2009 Israeli bombing of a UN-operated school for refugees

The al-Fakhura school shelling was an Israeli military strike that took place during the Gaza War on 6 January 2009 near a United Nations-run school in the Jabalia Camp in the Gaza Strip. According to the UN and several non-governmental organizations (NGOs), more than 40 people were killed. Israel reported the death toll as nine Hamas militants and three noncombatants with senior IDF officers stating that the death toll published by Hamas was "grossly exaggerated". Israel stated it fired on the school in response to militant gunfire believed to be coming from al-Fakhura. A UN inquiry said that there was no firing from within the school and there were no explosives within the school, but could not establish if militants fired from the vicinity of the school.

==Overview==
On 6 January 2009, Palestinians were using the al-Fakhura school run by UNRWA as a shelter. Most were from northern Gaza near Beit Lahiya, after being ordered to leave by the IDF for their own safety. Two Israeli tanks fired shells which exploded outside the school.

— Extracted data —
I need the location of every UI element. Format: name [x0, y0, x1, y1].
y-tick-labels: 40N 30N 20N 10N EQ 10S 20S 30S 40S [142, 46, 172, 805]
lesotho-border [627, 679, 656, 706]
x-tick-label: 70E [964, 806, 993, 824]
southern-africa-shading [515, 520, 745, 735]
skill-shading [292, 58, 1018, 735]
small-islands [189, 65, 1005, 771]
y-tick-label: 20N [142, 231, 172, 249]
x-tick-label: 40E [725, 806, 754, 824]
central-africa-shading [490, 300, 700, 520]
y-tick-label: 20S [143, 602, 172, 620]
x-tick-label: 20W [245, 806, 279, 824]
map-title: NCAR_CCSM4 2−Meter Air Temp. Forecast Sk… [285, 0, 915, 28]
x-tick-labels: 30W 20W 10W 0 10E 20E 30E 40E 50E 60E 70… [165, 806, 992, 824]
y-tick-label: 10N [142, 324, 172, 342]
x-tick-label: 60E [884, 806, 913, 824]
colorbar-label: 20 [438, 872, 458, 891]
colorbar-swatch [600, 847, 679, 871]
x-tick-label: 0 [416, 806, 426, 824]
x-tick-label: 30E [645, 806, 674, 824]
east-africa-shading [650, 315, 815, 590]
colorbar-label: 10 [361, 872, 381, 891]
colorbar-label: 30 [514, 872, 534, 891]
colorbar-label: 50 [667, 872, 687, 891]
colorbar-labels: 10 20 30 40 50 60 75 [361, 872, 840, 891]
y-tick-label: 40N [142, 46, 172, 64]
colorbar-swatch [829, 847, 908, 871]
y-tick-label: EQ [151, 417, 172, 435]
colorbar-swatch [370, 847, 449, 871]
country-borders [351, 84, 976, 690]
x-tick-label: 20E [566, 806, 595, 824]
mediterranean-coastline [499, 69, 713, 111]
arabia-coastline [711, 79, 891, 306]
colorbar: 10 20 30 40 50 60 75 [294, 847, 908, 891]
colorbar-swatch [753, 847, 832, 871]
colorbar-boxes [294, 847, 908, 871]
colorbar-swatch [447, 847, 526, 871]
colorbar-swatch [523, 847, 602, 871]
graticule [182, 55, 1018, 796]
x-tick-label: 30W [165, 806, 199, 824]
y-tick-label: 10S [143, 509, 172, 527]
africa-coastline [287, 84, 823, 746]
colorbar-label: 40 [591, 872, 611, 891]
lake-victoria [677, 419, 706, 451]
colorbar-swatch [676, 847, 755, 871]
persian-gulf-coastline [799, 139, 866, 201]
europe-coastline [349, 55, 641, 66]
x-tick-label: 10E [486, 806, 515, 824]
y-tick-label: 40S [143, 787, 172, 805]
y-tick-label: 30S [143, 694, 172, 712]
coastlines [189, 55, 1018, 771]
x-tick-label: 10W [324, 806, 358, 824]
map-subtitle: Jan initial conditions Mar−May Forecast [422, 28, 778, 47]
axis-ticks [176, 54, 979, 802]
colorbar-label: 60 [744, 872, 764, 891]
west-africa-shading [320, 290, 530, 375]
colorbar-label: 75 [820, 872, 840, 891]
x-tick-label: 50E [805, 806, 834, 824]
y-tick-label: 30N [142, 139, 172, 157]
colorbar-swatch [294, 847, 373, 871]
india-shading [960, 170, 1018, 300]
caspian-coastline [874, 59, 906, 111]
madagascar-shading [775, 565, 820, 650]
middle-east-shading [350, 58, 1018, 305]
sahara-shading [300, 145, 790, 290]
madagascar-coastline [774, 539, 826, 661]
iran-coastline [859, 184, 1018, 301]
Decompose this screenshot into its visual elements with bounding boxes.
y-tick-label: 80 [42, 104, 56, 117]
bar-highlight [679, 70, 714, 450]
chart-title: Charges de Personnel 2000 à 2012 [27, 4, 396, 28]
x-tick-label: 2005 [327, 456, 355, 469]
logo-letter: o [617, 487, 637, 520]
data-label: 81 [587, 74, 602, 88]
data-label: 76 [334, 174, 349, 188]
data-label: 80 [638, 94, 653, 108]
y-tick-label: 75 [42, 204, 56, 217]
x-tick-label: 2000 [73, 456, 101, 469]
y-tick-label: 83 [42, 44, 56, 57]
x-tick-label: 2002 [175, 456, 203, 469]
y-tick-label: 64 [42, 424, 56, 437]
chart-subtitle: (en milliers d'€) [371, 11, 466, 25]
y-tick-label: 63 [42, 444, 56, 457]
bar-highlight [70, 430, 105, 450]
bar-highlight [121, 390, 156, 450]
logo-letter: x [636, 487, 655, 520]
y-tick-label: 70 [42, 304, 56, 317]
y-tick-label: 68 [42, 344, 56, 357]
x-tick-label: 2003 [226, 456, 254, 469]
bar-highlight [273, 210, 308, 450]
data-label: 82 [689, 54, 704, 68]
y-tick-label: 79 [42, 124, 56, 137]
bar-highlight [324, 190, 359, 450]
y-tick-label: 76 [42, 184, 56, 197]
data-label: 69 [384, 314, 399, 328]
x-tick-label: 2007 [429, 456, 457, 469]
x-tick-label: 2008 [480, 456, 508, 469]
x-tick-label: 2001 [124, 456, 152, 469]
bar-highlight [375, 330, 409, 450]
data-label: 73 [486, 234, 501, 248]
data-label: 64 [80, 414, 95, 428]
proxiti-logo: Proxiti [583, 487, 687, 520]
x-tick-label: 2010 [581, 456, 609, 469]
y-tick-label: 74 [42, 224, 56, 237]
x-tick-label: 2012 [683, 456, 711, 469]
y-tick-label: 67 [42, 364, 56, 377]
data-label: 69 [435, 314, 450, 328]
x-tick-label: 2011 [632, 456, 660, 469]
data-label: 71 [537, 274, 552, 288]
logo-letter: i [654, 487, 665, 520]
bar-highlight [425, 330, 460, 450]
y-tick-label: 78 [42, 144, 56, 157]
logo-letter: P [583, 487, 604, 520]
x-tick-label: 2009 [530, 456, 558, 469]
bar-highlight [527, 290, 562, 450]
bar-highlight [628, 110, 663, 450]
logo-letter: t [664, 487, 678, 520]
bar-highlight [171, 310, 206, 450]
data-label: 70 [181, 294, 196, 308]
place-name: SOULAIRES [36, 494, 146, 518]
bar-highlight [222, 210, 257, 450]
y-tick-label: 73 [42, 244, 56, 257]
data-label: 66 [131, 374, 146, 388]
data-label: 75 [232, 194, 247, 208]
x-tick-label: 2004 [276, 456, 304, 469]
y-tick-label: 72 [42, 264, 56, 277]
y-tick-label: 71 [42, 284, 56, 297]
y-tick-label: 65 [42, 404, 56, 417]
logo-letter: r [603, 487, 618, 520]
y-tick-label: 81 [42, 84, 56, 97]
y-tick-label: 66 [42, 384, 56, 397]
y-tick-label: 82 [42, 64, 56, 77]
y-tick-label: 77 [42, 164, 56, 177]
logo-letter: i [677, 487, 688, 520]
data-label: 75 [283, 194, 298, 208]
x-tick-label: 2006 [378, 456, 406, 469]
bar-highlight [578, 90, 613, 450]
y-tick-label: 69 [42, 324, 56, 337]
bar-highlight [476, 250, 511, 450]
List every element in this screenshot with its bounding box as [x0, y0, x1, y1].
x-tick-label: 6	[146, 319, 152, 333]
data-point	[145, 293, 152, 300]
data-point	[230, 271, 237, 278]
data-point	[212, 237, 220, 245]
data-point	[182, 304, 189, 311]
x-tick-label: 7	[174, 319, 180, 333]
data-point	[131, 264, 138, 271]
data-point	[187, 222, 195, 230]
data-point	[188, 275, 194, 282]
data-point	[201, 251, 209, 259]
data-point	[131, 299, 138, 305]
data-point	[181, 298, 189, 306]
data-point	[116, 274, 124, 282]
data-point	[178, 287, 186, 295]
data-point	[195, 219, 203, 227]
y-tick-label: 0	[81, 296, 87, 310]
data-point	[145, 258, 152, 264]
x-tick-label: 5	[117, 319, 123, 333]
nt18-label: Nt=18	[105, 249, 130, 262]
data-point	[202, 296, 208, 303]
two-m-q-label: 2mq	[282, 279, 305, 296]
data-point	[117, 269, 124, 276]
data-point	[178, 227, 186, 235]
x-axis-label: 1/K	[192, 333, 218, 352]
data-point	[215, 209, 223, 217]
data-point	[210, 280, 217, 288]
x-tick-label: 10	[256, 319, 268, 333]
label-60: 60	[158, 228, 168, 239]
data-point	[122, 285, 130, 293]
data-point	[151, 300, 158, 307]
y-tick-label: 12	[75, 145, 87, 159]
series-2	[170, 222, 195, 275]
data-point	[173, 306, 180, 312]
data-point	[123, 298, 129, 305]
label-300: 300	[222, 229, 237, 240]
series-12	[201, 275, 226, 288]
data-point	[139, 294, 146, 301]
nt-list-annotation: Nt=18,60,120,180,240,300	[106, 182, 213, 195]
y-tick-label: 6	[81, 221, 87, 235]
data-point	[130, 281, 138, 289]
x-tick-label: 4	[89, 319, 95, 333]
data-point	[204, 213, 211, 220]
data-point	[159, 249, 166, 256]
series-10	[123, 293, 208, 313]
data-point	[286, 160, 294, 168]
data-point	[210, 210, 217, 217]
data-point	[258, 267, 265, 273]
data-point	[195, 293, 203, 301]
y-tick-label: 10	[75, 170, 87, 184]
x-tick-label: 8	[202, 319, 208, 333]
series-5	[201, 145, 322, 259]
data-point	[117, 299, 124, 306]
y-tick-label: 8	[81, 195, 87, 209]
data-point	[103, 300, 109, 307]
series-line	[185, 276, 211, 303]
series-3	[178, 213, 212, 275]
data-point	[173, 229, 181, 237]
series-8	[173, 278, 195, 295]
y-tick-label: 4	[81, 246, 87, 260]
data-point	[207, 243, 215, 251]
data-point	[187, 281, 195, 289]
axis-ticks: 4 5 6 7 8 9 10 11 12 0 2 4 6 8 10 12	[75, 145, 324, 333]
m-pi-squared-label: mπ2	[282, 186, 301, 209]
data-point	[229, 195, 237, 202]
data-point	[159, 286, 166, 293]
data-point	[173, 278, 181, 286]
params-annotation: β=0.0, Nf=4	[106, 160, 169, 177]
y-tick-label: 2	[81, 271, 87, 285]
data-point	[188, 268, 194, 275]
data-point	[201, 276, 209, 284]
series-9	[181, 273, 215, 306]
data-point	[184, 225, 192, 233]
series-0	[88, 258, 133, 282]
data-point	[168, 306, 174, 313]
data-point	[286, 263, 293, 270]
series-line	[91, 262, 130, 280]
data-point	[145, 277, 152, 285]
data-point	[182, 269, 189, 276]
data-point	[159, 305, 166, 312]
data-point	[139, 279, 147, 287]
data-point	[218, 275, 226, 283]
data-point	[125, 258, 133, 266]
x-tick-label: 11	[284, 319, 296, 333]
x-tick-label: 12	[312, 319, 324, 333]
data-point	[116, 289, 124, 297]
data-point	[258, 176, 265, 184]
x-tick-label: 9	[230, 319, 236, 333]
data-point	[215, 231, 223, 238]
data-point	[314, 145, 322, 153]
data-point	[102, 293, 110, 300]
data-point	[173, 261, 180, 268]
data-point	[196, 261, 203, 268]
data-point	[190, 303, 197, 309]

— What you should do —
Change "noncombatants" to "civilians" in the stretch from "The al-Fakhura school shelling" through "of the school." of the text on the al-Fakhura school shelling, and write out that stretch. Rely on the text alone.

— Completed exercise —
The al-Fakhura school shelling was an Israeli military strike that took place during the Gaza War on 6 January 2009 near a United Nations-run school in the Jabalia Camp in the Gaza Strip. According to the UN and several non-governmental organizations (NGOs), more than 40 people were killed. Israel reported the death toll as nine Hamas militants and three civilians with senior IDF officers stating that the death toll published by Hamas was "grossly exaggerated". Israel stated it fired on the school in response to militant gunfire believed to be coming from al-Fakhura. A UN inquiry said that there was no firing from within the school and there were no explosives within the school, but could not establish if militants fired from the vicinity of the school.